The exercise: The listing below should be printed exactly, every line of it. Skip the pictures.

-- Begin --

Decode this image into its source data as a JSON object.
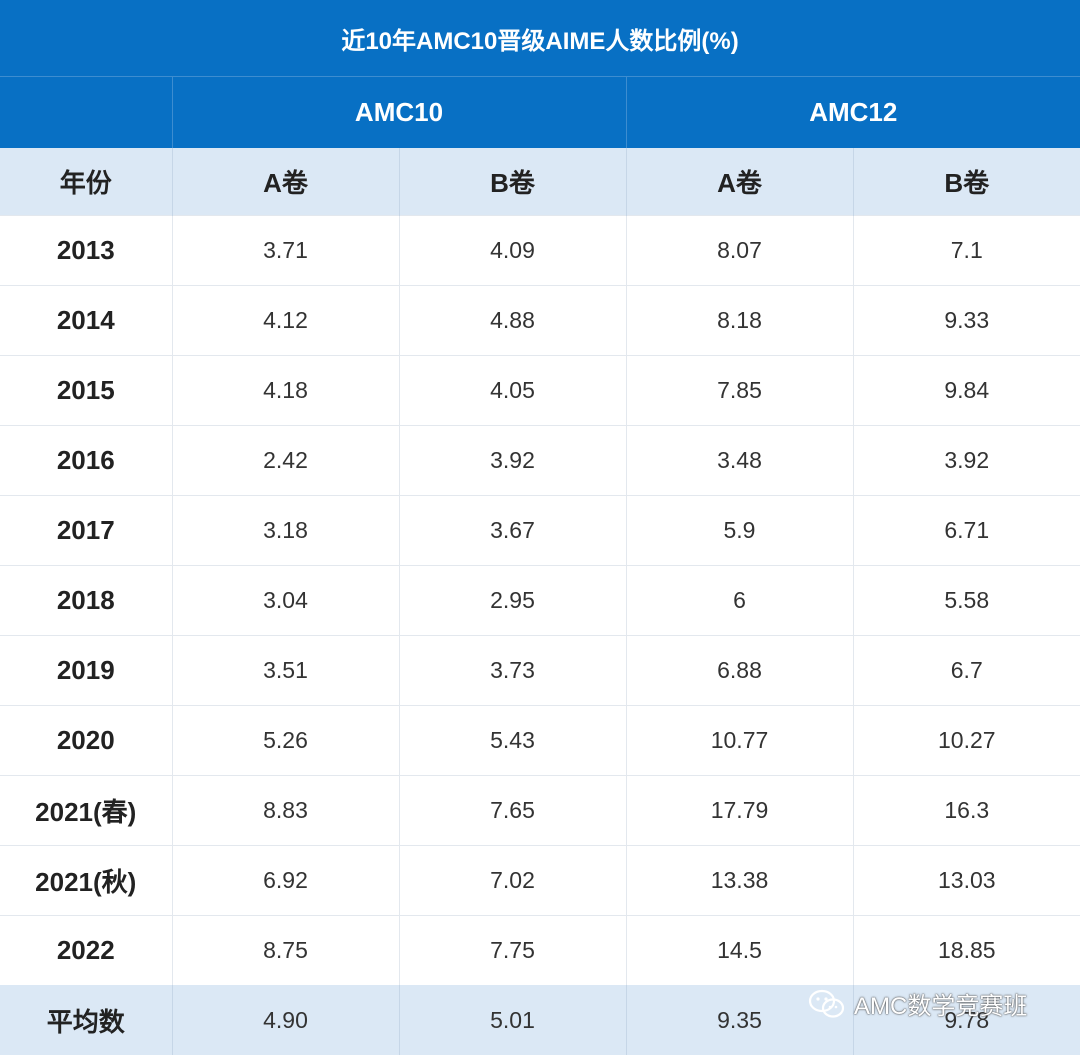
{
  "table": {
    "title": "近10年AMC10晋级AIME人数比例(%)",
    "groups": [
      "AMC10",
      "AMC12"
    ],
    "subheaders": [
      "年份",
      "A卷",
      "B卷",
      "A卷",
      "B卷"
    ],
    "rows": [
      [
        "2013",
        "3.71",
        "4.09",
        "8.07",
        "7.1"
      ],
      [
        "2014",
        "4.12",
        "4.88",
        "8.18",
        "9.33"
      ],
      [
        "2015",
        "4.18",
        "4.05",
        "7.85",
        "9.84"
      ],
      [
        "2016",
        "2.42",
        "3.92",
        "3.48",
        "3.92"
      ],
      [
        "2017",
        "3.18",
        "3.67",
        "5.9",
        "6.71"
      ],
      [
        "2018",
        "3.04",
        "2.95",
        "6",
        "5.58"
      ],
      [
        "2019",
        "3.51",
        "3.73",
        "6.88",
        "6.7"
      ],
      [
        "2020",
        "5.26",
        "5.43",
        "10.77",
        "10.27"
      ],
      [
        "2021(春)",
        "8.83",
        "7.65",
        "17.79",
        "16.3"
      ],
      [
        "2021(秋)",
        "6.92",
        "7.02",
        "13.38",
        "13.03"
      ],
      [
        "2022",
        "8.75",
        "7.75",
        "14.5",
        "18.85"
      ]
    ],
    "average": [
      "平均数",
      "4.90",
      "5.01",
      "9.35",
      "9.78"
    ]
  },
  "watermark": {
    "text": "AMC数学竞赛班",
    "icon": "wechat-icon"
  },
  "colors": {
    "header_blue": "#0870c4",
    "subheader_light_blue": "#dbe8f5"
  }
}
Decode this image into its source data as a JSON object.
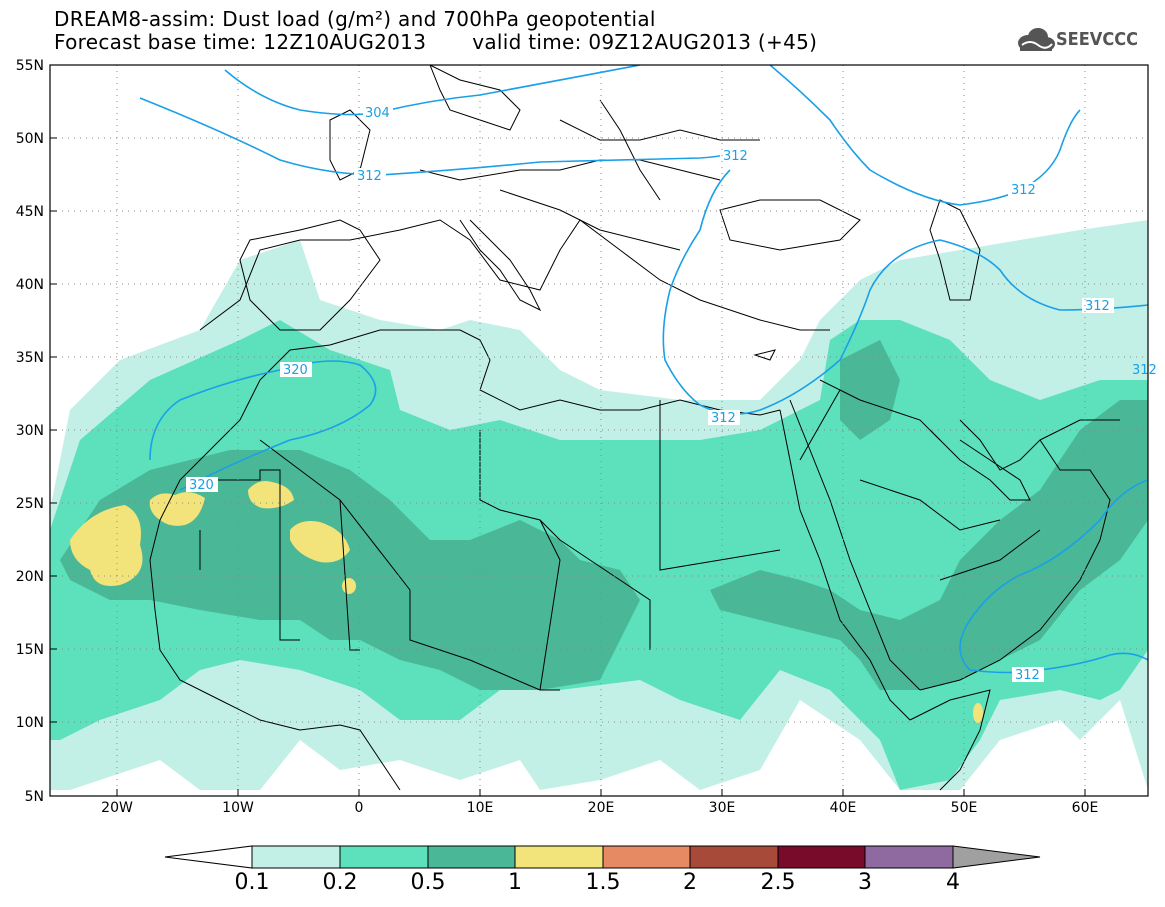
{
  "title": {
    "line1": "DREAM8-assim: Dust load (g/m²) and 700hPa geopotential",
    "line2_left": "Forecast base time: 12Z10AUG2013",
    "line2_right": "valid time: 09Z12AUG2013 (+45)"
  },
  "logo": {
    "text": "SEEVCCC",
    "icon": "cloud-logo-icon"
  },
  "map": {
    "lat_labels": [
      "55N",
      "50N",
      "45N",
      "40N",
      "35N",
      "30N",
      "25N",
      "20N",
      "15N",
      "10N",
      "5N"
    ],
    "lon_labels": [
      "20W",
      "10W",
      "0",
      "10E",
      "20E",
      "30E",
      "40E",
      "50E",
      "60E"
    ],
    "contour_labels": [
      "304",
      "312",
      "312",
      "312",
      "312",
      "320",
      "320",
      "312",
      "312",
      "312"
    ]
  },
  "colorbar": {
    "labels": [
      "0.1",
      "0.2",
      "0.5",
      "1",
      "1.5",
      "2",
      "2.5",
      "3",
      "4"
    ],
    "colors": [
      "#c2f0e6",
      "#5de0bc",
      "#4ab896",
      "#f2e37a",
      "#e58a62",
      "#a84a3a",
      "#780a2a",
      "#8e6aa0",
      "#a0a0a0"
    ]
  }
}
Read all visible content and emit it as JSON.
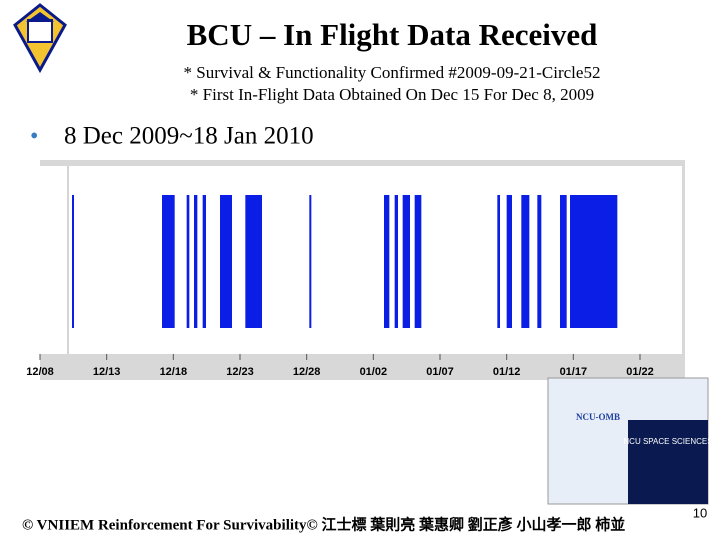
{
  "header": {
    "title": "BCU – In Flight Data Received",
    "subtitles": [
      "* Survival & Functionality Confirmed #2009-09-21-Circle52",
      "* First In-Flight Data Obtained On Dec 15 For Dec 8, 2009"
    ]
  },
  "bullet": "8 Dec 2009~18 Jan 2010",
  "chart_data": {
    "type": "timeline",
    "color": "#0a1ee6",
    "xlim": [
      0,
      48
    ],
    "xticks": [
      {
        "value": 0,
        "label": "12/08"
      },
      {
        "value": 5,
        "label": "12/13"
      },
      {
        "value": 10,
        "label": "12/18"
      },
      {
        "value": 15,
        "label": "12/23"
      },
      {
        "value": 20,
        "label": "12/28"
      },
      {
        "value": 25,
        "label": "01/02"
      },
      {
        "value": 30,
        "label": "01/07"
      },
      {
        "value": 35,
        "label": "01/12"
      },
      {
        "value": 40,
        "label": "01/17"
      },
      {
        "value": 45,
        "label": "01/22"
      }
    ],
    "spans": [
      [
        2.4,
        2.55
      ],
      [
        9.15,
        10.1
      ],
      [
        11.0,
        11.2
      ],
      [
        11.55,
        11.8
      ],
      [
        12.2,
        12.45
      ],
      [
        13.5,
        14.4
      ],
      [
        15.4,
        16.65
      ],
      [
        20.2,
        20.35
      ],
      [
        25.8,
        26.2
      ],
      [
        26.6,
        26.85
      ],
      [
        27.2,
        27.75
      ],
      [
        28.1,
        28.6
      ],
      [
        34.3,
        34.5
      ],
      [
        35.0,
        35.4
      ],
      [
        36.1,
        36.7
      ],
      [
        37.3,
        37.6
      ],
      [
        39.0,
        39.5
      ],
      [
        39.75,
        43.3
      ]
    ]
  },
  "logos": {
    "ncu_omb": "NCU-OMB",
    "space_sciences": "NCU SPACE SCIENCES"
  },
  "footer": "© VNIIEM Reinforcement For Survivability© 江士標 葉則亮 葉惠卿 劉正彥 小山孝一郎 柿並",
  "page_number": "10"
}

-- End --

Answer to this task:
Decode this image into its source data as a JSON object.
{
  "table": {
    "title": "近10年AMC10晋级AIME人数比例(%)",
    "groups": [
      "AMC10",
      "AMC12"
    ],
    "subheaders": [
      "年份",
      "A卷",
      "B卷",
      "A卷",
      "B卷"
    ],
    "rows": [
      [
        "2013",
        "3.71",
        "4.09",
        "8.07",
        "7.1"
      ],
      [
        "2014",
        "4.12",
        "4.88",
        "8.18",
        "9.33"
      ],
      [
        "2015",
        "4.18",
        "4.05",
        "7.85",
        "9.84"
      ],
      [
        "2016",
        "2.42",
        "3.92",
        "3.48",
        "3.92"
      ],
      [
        "2017",
        "3.18",
        "3.67",
        "5.9",
        "6.71"
      ],
      [
        "2018",
        "3.04",
        "2.95",
        "6",
        "5.58"
      ],
      [
        "2019",
        "3.51",
        "3.73",
        "6.88",
        "6.7"
      ],
      [
        "2020",
        "5.26",
        "5.43",
        "10.77",
        "10.27"
      ],
      [
        "2021(春)",
        "8.83",
        "7.65",
        "17.79",
        "16.3"
      ],
      [
        "2021(秋)",
        "6.92",
        "7.02",
        "13.38",
        "13.03"
      ],
      [
        "2022",
        "8.75",
        "7.75",
        "14.5",
        "18.85"
      ]
    ],
    "average": [
      "平均数",
      "4.90",
      "5.01",
      "9.35",
      "9.78"
    ]
  },
  "watermark": {
    "text": "AMC数学竞赛班",
    "icon": "wechat-icon"
  },
  "colors": {
    "header_blue": "#0870c4",
    "subheader_light_blue": "#dbe8f5"
  }
}
Decode this image into its source data as a JSON object.
{
  "title": {
    "line1": "DREAM8-assim: Dust load (g/m²) and 700hPa geopotential",
    "line2_left": "Forecast base time: 12Z10AUG2013",
    "line2_right": "valid time: 09Z12AUG2013 (+45)"
  },
  "logo": {
    "text": "SEEVCCC",
    "icon": "cloud-logo-icon"
  },
  "map": {
    "lat_labels": [
      "55N",
      "50N",
      "45N",
      "40N",
      "35N",
      "30N",
      "25N",
      "20N",
      "15N",
      "10N",
      "5N"
    ],
    "lon_labels": [
      "20W",
      "10W",
      "0",
      "10E",
      "20E",
      "30E",
      "40E",
      "50E",
      "60E"
    ],
    "contour_labels": [
      "304",
      "312",
      "312",
      "312",
      "312",
      "320",
      "320",
      "312",
      "312",
      "312"
    ]
  },
  "colorbar": {
    "labels": [
      "0.1",
      "0.2",
      "0.5",
      "1",
      "1.5",
      "2",
      "2.5",
      "3",
      "4"
    ],
    "colors": [
      "#c2f0e6",
      "#5de0bc",
      "#4ab896",
      "#f2e37a",
      "#e58a62",
      "#a84a3a",
      "#780a2a",
      "#8e6aa0",
      "#a0a0a0"
    ]
  }
}
Read all visible content and emit it as JSON.
{
  "header": {
    "title": "BCU – In Flight Data Received",
    "subtitles": [
      "* Survival & Functionality Confirmed #2009-09-21-Circle52",
      "* First In-Flight Data Obtained On Dec 15 For Dec 8, 2009"
    ]
  },
  "bullet": "8 Dec 2009~18 Jan 2010",
  "chart_data": {
    "type": "timeline",
    "color": "#0a1ee6",
    "xlim": [
      0,
      48
    ],
    "xticks": [
      {
        "value": 0,
        "label": "12/08"
      },
      {
        "value": 5,
        "label": "12/13"
      },
      {
        "value": 10,
        "label": "12/18"
      },
      {
        "value": 15,
        "label": "12/23"
      },
      {
        "value": 20,
        "label": "12/28"
      },
      {
        "value": 25,
        "label": "01/02"
      },
      {
        "value": 30,
        "label": "01/07"
      },
      {
        "value": 35,
        "label": "01/12"
      },
      {
        "value": 40,
        "label": "01/17"
      },
      {
        "value": 45,
        "label": "01/22"
      }
    ],
    "spans": [
      [
        2.4,
        2.55
      ],
      [
        9.15,
        10.1
      ],
      [
        11.0,
        11.2
      ],
      [
        11.55,
        11.8
      ],
      [
        12.2,
        12.45
      ],
      [
        13.5,
        14.4
      ],
      [
        15.4,
        16.65
      ],
      [
        20.2,
        20.35
      ],
      [
        25.8,
        26.2
      ],
      [
        26.6,
        26.85
      ],
      [
        27.2,
        27.75
      ],
      [
        28.1,
        28.6
      ],
      [
        34.3,
        34.5
      ],
      [
        35.0,
        35.4
      ],
      [
        36.1,
        36.7
      ],
      [
        37.3,
        37.6
      ],
      [
        39.0,
        39.5
      ],
      [
        39.75,
        43.3
      ]
    ]
  },
  "logos": {
    "ncu_omb": "NCU-OMB",
    "space_sciences": "NCU SPACE SCIENCES"
  },
  "footer": "© VNIIEM Reinforcement For Survivability© 江士標 葉則亮 葉惠卿 劉正彥 小山孝一郎 柿並",
  "page_number": "10"
}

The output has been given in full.